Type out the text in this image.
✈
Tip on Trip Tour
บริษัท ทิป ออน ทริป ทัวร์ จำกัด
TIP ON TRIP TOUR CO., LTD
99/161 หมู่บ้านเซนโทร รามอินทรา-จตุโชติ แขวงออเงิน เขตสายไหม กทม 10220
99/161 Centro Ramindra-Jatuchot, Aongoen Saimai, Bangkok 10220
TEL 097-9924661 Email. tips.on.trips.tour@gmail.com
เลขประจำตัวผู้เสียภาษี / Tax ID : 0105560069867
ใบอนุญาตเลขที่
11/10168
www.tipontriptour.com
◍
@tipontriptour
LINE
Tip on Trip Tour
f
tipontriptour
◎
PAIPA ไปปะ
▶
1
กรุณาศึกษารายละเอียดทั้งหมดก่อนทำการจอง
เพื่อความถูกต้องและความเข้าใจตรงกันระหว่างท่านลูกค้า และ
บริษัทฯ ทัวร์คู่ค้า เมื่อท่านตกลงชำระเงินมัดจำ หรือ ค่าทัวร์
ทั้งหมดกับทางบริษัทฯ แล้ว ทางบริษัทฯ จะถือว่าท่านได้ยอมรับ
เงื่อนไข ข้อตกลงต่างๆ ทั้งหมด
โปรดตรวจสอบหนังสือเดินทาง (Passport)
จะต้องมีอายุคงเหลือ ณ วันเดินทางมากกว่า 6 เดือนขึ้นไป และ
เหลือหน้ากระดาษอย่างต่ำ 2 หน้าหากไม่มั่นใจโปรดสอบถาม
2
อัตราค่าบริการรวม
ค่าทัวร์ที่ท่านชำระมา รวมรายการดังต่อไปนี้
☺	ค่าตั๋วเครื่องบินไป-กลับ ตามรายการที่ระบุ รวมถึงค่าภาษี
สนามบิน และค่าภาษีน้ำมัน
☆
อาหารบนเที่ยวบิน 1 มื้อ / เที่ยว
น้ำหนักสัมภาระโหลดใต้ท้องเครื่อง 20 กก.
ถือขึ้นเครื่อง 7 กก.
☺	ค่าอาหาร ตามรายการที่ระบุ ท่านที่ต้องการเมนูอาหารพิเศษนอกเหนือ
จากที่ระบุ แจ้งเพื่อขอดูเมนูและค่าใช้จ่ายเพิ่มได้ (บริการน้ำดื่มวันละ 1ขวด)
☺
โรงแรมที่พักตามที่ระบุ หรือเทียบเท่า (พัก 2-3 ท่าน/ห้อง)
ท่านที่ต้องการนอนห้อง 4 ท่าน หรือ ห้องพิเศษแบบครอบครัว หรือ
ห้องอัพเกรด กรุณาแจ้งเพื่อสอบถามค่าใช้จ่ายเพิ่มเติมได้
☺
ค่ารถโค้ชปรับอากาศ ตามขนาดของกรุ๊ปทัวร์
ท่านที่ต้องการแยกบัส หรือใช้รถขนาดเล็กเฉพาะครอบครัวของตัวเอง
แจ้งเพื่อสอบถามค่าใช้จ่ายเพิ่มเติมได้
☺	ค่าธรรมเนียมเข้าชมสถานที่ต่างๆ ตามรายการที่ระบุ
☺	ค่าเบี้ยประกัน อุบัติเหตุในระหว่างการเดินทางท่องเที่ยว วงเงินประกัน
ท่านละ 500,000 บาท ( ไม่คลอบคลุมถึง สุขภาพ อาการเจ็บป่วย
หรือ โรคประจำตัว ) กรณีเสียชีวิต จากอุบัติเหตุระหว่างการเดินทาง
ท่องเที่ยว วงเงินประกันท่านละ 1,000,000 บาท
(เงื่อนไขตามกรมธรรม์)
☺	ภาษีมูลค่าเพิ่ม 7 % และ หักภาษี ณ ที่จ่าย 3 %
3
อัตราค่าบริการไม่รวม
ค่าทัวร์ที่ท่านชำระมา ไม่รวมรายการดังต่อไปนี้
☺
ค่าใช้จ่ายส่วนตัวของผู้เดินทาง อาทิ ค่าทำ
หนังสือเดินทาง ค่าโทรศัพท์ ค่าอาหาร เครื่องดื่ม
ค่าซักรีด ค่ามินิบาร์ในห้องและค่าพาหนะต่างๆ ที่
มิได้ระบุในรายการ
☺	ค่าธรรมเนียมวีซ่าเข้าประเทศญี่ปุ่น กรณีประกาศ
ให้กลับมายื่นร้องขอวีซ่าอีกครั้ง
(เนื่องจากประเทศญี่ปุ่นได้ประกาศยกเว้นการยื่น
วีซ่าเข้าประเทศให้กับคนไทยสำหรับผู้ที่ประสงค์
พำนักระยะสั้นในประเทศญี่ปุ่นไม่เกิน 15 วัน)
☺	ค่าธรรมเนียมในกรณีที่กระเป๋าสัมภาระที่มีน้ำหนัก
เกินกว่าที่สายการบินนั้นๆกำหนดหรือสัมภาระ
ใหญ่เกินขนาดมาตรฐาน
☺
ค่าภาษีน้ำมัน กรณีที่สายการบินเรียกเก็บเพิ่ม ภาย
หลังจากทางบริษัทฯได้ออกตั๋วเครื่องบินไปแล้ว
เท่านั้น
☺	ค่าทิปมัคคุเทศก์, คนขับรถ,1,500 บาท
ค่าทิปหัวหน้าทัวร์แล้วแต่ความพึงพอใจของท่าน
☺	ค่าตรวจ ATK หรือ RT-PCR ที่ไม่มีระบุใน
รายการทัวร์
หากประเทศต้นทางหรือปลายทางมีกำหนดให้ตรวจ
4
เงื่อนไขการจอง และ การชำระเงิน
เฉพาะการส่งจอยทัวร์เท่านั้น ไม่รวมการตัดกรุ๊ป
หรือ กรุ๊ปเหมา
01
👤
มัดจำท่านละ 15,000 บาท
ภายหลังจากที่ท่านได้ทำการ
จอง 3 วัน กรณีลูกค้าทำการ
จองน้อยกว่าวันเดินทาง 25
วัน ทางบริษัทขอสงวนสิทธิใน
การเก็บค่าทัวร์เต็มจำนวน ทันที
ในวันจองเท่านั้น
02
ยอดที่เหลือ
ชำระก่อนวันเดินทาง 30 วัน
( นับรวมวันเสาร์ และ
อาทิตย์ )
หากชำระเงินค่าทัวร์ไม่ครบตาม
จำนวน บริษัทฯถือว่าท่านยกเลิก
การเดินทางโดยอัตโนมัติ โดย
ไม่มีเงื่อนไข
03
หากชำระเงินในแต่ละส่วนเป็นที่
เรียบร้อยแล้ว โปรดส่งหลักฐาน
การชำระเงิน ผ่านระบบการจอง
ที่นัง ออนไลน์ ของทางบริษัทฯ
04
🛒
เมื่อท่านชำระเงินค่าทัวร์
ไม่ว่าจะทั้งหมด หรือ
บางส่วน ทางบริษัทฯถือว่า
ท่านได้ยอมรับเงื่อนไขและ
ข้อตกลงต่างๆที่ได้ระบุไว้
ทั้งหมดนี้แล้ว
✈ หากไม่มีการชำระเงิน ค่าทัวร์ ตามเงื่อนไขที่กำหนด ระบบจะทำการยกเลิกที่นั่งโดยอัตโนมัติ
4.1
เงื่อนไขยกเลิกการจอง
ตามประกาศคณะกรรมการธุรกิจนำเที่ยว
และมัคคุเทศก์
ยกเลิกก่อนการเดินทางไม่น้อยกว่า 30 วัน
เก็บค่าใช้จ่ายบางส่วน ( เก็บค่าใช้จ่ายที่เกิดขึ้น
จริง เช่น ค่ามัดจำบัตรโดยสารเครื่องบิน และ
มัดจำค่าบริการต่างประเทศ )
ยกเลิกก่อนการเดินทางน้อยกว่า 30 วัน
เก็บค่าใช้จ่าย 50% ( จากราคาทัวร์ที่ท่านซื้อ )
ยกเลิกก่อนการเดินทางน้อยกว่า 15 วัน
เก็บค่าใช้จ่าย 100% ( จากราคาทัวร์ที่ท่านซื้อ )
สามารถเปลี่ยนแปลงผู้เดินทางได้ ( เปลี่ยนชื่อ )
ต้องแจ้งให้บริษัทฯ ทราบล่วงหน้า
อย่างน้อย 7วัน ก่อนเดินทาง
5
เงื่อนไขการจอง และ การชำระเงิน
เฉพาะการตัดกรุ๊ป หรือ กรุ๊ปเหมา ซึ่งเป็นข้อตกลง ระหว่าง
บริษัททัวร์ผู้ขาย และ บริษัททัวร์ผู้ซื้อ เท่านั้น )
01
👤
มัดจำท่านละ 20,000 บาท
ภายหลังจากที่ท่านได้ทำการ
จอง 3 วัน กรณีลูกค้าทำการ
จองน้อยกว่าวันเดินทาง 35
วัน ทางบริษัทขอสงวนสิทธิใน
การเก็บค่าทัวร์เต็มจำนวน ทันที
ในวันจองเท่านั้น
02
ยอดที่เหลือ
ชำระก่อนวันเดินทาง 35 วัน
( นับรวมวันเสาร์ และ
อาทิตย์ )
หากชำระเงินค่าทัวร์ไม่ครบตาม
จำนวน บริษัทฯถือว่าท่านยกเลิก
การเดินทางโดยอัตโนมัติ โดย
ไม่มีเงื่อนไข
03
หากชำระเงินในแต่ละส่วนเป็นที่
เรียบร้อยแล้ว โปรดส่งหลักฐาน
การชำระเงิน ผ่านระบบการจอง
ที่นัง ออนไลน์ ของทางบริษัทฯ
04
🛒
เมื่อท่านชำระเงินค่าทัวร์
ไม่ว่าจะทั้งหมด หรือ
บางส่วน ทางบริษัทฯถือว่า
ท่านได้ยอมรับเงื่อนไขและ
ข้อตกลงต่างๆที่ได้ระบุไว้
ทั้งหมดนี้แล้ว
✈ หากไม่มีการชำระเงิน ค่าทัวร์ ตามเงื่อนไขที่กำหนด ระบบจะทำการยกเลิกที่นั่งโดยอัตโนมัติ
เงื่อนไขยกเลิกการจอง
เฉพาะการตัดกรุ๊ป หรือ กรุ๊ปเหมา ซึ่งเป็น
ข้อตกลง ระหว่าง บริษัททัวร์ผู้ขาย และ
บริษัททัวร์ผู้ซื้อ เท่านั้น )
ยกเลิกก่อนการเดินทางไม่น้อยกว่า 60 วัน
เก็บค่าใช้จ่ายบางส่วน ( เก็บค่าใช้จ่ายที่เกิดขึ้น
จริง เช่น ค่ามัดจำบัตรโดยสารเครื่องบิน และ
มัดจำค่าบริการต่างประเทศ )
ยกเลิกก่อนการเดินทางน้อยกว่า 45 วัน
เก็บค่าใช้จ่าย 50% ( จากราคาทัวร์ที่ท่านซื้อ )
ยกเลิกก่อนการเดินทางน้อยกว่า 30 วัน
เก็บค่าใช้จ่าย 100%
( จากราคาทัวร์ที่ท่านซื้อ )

======

▸ REQUEST: Scan the material above for the word "างการเด". Copy each line where it occurs.

▸ OUTPUT OF THE TASK:
☺	ค่าเบี้ยประกัน อุบัติเหตุในระหว่างการเดินทางท่องเที่ยว วงเงินประกัน
หรือ โรคประจำตัว ) กรณีเสียชีวิต จากอุบัติเหตุระหว่างการเดินทาง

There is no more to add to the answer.